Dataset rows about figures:

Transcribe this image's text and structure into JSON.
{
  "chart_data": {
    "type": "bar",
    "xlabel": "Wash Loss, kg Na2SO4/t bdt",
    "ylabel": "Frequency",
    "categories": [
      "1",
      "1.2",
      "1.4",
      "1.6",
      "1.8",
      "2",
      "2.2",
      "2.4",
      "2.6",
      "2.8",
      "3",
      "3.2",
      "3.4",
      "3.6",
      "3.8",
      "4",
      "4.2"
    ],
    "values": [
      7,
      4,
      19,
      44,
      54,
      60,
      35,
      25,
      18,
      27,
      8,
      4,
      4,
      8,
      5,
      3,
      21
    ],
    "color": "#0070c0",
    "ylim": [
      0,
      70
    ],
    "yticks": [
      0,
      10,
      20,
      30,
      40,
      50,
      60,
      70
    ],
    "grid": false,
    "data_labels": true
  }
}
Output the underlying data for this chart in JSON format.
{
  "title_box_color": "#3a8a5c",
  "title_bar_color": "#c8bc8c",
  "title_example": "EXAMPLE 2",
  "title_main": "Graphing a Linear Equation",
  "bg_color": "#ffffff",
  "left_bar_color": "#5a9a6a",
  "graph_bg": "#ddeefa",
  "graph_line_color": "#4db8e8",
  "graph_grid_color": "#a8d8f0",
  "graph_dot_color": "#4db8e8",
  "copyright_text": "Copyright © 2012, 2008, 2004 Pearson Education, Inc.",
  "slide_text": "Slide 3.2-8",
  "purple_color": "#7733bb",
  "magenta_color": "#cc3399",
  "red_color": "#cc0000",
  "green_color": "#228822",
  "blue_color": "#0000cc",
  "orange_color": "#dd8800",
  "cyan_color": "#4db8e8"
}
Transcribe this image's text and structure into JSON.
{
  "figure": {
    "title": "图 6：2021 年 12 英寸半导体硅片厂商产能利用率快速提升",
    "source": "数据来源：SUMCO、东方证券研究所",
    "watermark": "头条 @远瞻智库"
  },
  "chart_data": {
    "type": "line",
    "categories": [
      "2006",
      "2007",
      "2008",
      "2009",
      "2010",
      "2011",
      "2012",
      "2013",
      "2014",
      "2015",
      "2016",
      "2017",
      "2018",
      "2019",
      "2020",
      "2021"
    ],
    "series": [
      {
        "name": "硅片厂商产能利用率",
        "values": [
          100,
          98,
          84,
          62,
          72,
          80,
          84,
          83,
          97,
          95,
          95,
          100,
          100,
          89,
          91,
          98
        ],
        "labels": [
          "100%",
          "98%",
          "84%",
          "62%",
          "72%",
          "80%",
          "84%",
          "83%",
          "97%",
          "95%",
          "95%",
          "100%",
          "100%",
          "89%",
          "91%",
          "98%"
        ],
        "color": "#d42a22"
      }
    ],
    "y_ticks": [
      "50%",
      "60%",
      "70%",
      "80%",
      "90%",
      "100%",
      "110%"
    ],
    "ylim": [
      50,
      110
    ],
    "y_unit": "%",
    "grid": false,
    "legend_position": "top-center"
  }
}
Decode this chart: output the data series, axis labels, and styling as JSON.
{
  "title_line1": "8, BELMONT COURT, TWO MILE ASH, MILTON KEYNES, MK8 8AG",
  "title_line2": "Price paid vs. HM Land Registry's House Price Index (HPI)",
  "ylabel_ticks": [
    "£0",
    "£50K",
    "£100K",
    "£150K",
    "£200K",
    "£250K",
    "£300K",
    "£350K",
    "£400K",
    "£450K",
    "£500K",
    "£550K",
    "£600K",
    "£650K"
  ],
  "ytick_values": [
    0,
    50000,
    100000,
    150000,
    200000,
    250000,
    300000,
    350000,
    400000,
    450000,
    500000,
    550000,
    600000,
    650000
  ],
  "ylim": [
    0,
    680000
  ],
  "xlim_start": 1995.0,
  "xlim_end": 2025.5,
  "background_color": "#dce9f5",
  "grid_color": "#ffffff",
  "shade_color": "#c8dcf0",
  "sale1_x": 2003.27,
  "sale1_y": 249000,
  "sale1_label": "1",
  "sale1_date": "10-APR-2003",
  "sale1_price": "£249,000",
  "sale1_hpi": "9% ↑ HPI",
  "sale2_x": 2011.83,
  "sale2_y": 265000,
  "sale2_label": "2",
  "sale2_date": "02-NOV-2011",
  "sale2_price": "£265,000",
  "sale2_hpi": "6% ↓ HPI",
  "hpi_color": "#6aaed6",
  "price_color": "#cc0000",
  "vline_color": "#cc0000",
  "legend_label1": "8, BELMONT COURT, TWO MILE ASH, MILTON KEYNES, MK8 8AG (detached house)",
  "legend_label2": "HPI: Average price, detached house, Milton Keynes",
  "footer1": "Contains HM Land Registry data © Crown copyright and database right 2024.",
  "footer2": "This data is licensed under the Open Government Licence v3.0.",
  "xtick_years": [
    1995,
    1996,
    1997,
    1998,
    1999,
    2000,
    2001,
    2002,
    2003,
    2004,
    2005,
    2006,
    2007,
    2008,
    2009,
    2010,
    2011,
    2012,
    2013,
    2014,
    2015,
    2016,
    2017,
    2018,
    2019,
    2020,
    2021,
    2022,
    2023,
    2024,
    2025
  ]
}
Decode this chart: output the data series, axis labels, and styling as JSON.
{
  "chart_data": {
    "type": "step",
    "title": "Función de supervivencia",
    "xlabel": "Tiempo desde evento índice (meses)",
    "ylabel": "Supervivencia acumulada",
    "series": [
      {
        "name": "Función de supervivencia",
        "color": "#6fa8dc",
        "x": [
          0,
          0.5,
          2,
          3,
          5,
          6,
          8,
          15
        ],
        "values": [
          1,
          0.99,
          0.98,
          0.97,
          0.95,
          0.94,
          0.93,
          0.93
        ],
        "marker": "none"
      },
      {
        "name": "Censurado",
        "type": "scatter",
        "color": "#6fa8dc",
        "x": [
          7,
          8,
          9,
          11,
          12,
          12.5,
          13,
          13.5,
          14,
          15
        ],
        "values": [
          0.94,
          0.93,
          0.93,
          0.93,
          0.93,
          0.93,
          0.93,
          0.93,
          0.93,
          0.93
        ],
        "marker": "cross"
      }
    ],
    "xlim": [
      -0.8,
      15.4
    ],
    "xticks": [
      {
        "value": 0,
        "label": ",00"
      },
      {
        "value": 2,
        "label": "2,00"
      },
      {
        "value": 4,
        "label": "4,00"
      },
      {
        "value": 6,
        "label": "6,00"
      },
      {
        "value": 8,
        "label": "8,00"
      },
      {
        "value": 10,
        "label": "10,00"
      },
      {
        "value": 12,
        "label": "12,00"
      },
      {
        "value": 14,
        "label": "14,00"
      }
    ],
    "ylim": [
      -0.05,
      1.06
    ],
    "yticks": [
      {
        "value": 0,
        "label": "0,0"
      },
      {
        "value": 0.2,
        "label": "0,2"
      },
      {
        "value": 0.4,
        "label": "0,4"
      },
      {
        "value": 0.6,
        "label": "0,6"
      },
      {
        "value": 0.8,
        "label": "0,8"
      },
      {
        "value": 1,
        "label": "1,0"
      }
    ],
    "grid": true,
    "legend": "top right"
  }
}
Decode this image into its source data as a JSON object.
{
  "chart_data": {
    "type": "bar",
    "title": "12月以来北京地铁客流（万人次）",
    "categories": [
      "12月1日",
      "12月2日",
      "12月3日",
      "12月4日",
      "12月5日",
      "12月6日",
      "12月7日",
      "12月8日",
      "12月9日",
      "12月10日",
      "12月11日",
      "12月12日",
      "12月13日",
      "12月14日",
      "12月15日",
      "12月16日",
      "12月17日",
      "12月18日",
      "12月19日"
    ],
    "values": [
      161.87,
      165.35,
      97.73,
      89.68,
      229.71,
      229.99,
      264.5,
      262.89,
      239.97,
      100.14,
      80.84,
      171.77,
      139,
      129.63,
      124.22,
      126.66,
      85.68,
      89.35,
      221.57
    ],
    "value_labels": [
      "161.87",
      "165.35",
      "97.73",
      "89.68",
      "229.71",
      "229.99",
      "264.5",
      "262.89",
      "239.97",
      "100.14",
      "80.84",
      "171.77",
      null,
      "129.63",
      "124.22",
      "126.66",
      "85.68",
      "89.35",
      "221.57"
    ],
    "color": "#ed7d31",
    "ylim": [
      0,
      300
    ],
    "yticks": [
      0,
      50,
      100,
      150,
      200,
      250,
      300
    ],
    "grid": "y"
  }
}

Exercise objective -> Starting with the line that contains "Decode this image", output every line through the end of the listing above, unchanged.

Problem solution ->
Decode this image into its source data as a JSON object.
{
  "chart_data": {
    "type": "bar",
    "title": "12月以来北京地铁客流（万人次）",
    "categories": [
      "12月1日",
      "12月2日",
      "12月3日",
      "12月4日",
      "12月5日",
      "12月6日",
      "12月7日",
      "12月8日",
      "12月9日",
      "12月10日",
      "12月11日",
      "12月12日",
      "12月13日",
      "12月14日",
      "12月15日",
      "12月16日",
      "12月17日",
      "12月18日",
      "12月19日"
    ],
    "values": [
      161.87,
      165.35,
      97.73,
      89.68,
      229.71,
      229.99,
      264.5,
      262.89,
      239.97,
      100.14,
      80.84,
      171.77,
      139,
      129.63,
      124.22,
      126.66,
      85.68,
      89.35,
      221.57
    ],
    "value_labels": [
      "161.87",
      "165.35",
      "97.73",
      "89.68",
      "229.71",
      "229.99",
      "264.5",
      "262.89",
      "239.97",
      "100.14",
      "80.84",
      "171.77",
      null,
      "129.63",
      "124.22",
      "126.66",
      "85.68",
      "89.35",
      "221.57"
    ],
    "color": "#ed7d31",
    "ylim": [
      0,
      300
    ],
    "yticks": [
      0,
      50,
      100,
      150,
      200,
      250,
      300
    ],
    "grid": "y"
  }
}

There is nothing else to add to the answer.